=== Written problem ===
Print all the data, keeping every line exactly as it is.

--- Start of Input material ---

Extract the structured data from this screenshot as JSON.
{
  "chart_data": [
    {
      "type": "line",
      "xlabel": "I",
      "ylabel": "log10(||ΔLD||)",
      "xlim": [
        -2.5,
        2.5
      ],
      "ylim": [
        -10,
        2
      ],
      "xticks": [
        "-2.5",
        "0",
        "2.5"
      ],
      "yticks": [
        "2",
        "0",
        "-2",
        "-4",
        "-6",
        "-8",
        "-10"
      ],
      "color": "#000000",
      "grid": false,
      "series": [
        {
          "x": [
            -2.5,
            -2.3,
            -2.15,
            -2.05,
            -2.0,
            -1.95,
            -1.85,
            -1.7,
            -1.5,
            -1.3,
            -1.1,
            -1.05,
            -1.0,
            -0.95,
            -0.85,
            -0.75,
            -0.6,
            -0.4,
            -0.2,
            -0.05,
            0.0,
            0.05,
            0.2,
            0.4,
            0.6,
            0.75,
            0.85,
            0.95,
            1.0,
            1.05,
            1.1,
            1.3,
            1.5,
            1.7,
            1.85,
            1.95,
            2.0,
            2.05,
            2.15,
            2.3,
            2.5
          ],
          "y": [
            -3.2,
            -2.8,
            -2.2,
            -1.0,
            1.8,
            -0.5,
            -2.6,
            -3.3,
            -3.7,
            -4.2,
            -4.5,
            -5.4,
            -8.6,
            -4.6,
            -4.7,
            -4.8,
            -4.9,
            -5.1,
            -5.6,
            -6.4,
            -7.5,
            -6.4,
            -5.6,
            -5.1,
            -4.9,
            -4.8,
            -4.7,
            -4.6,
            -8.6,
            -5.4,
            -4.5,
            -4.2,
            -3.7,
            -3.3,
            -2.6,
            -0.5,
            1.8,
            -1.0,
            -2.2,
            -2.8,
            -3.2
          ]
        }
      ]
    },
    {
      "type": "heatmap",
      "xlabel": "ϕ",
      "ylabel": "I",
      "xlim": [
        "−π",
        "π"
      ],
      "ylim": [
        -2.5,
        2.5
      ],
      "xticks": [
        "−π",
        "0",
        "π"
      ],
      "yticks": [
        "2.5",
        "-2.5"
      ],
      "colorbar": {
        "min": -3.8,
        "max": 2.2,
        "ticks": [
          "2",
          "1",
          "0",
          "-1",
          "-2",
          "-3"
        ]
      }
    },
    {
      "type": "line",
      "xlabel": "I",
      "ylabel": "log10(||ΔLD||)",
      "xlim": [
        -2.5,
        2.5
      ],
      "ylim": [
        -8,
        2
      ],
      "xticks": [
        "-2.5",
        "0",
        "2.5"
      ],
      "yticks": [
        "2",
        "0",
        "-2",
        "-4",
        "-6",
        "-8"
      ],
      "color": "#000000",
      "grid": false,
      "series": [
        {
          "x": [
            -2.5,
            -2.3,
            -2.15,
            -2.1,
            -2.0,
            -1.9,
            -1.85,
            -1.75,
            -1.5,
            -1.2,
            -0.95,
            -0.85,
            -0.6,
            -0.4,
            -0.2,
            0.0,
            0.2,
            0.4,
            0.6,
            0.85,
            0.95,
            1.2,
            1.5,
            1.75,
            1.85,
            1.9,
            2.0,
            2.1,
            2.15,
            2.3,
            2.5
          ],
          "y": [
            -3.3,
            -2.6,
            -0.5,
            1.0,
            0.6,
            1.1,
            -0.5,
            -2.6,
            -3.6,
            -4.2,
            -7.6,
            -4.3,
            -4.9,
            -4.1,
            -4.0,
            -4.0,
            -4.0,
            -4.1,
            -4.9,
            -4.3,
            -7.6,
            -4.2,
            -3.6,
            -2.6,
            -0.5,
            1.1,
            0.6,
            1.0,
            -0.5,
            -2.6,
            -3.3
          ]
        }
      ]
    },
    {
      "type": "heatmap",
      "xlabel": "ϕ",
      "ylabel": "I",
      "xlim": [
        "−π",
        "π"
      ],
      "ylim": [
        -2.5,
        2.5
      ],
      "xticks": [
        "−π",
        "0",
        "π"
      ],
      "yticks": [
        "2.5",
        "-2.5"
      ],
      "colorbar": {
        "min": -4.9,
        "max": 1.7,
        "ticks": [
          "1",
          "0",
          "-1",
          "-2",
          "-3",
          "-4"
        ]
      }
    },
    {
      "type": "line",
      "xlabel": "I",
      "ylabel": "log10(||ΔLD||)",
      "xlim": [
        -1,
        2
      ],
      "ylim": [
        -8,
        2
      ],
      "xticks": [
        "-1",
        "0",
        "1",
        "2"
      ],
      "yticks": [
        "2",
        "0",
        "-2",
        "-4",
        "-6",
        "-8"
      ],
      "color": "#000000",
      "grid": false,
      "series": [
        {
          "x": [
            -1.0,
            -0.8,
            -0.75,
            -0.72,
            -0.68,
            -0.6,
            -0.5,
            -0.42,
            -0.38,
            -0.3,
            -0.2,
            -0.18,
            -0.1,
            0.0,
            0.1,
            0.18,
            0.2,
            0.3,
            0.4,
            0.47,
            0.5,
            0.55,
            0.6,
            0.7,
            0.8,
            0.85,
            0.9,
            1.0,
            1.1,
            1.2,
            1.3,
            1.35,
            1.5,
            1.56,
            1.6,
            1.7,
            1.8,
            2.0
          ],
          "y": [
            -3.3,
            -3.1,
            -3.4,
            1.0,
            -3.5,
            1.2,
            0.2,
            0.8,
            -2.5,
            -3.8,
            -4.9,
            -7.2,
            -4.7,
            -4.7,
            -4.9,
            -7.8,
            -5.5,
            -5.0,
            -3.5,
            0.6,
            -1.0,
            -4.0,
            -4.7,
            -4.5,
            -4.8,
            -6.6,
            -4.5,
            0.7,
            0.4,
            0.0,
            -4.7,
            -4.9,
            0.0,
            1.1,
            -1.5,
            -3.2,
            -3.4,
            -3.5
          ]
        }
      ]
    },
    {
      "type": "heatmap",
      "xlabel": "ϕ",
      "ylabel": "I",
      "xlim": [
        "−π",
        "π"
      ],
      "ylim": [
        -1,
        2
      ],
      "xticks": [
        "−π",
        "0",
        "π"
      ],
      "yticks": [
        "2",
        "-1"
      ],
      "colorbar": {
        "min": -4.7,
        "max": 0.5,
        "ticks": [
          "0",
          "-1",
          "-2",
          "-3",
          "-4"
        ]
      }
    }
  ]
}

--- End of Input material ---

=== Solution ===
Extract the structured data from this screenshot as JSON.
{
  "chart_data": [
    {
      "type": "line",
      "xlabel": "I",
      "ylabel": "log10(||ΔLD||)",
      "xlim": [
        -2.5,
        2.5
      ],
      "ylim": [
        -10,
        2
      ],
      "xticks": [
        "-2.5",
        "0",
        "2.5"
      ],
      "yticks": [
        "2",
        "0",
        "-2",
        "-4",
        "-6",
        "-8",
        "-10"
      ],
      "color": "#000000",
      "grid": false,
      "series": [
        {
          "x": [
            -2.5,
            -2.3,
            -2.15,
            -2.05,
            -2.0,
            -1.95,
            -1.85,
            -1.7,
            -1.5,
            -1.3,
            -1.1,
            -1.05,
            -1.0,
            -0.95,
            -0.85,
            -0.75,
            -0.6,
            -0.4,
            -0.2,
            -0.05,
            0.0,
            0.05,
            0.2,
            0.4,
            0.6,
            0.75,
            0.85,
            0.95,
            1.0,
            1.05,
            1.1,
            1.3,
            1.5,
            1.7,
            1.85,
            1.95,
            2.0,
            2.05,
            2.15,
            2.3,
            2.5
          ],
          "y": [
            -3.2,
            -2.8,
            -2.2,
            -1.0,
            1.8,
            -0.5,
            -2.6,
            -3.3,
            -3.7,
            -4.2,
            -4.5,
            -5.4,
            -8.6,
            -4.6,
            -4.7,
            -4.8,
            -4.9,
            -5.1,
            -5.6,
            -6.4,
            -7.5,
            -6.4,
            -5.6,
            -5.1,
            -4.9,
            -4.8,
            -4.7,
            -4.6,
            -8.6,
            -5.4,
            -4.5,
            -4.2,
            -3.7,
            -3.3,
            -2.6,
            -0.5,
            1.8,
            -1.0,
            -2.2,
            -2.8,
            -3.2
          ]
        }
      ]
    },
    {
      "type": "heatmap",
      "xlabel": "ϕ",
      "ylabel": "I",
      "xlim": [
        "−π",
        "π"
      ],
      "ylim": [
        -2.5,
        2.5
      ],
      "xticks": [
        "−π",
        "0",
        "π"
      ],
      "yticks": [
        "2.5",
        "-2.5"
      ],
      "colorbar": {
        "min": -3.8,
        "max": 2.2,
        "ticks": [
          "2",
          "1",
          "0",
          "-1",
          "-2",
          "-3"
        ]
      }
    },
    {
      "type": "line",
      "xlabel": "I",
      "ylabel": "log10(||ΔLD||)",
      "xlim": [
        -2.5,
        2.5
      ],
      "ylim": [
        -8,
        2
      ],
      "xticks": [
        "-2.5",
        "0",
        "2.5"
      ],
      "yticks": [
        "2",
        "0",
        "-2",
        "-4",
        "-6",
        "-8"
      ],
      "color": "#000000",
      "grid": false,
      "series": [
        {
          "x": [
            -2.5,
            -2.3,
            -2.15,
            -2.1,
            -2.0,
            -1.9,
            -1.85,
            -1.75,
            -1.5,
            -1.2,
            -0.95,
            -0.85,
            -0.6,
            -0.4,
            -0.2,
            0.0,
            0.2,
            0.4,
            0.6,
            0.85,
            0.95,
            1.2,
            1.5,
            1.75,
            1.85,
            1.9,
            2.0,
            2.1,
            2.15,
            2.3,
            2.5
          ],
          "y": [
            -3.3,
            -2.6,
            -0.5,
            1.0,
            0.6,
            1.1,
            -0.5,
            -2.6,
            -3.6,
            -4.2,
            -7.6,
            -4.3,
            -4.9,
            -4.1,
            -4.0,
            -4.0,
            -4.0,
            -4.1,
            -4.9,
            -4.3,
            -7.6,
            -4.2,
            -3.6,
            -2.6,
            -0.5,
            1.1,
            0.6,
            1.0,
            -0.5,
            -2.6,
            -3.3
          ]
        }
      ]
    },
    {
      "type": "heatmap",
      "xlabel": "ϕ",
      "ylabel": "I",
      "xlim": [
        "−π",
        "π"
      ],
      "ylim": [
        -2.5,
        2.5
      ],
      "xticks": [
        "−π",
        "0",
        "π"
      ],
      "yticks": [
        "2.5",
        "-2.5"
      ],
      "colorbar": {
        "min": -4.9,
        "max": 1.7,
        "ticks": [
          "1",
          "0",
          "-1",
          "-2",
          "-3",
          "-4"
        ]
      }
    },
    {
      "type": "line",
      "xlabel": "I",
      "ylabel": "log10(||ΔLD||)",
      "xlim": [
        -1,
        2
      ],
      "ylim": [
        -8,
        2
      ],
      "xticks": [
        "-1",
        "0",
        "1",
        "2"
      ],
      "yticks": [
        "2",
        "0",
        "-2",
        "-4",
        "-6",
        "-8"
      ],
      "color": "#000000",
      "grid": false,
      "series": [
        {
          "x": [
            -1.0,
            -0.8,
            -0.75,
            -0.72,
            -0.68,
            -0.6,
            -0.5,
            -0.42,
            -0.38,
            -0.3,
            -0.2,
            -0.18,
            -0.1,
            0.0,
            0.1,
            0.18,
            0.2,
            0.3,
            0.4,
            0.47,
            0.5,
            0.55,
            0.6,
            0.7,
            0.8,
            0.85,
            0.9,
            1.0,
            1.1,
            1.2,
            1.3,
            1.35,
            1.5,
            1.56,
            1.6,
            1.7,
            1.8,
            2.0
          ],
          "y": [
            -3.3,
            -3.1,
            -3.4,
            1.0,
            -3.5,
            1.2,
            0.2,
            0.8,
            -2.5,
            -3.8,
            -4.9,
            -7.2,
            -4.7,
            -4.7,
            -4.9,
            -7.8,
            -5.5,
            -5.0,
            -3.5,
            0.6,
            -1.0,
            -4.0,
            -4.7,
            -4.5,
            -4.8,
            -6.6,
            -4.5,
            0.7,
            0.4,
            0.0,
            -4.7,
            -4.9,
            0.0,
            1.1,
            -1.5,
            -3.2,
            -3.4,
            -3.5
          ]
        }
      ]
    },
    {
      "type": "heatmap",
      "xlabel": "ϕ",
      "ylabel": "I",
      "xlim": [
        "−π",
        "π"
      ],
      "ylim": [
        -1,
        2
      ],
      "xticks": [
        "−π",
        "0",
        "π"
      ],
      "yticks": [
        "2",
        "-1"
      ],
      "colorbar": {
        "min": -4.7,
        "max": 0.5,
        "ticks": [
          "0",
          "-1",
          "-2",
          "-3",
          "-4"
        ]
      }
    }
  ]
}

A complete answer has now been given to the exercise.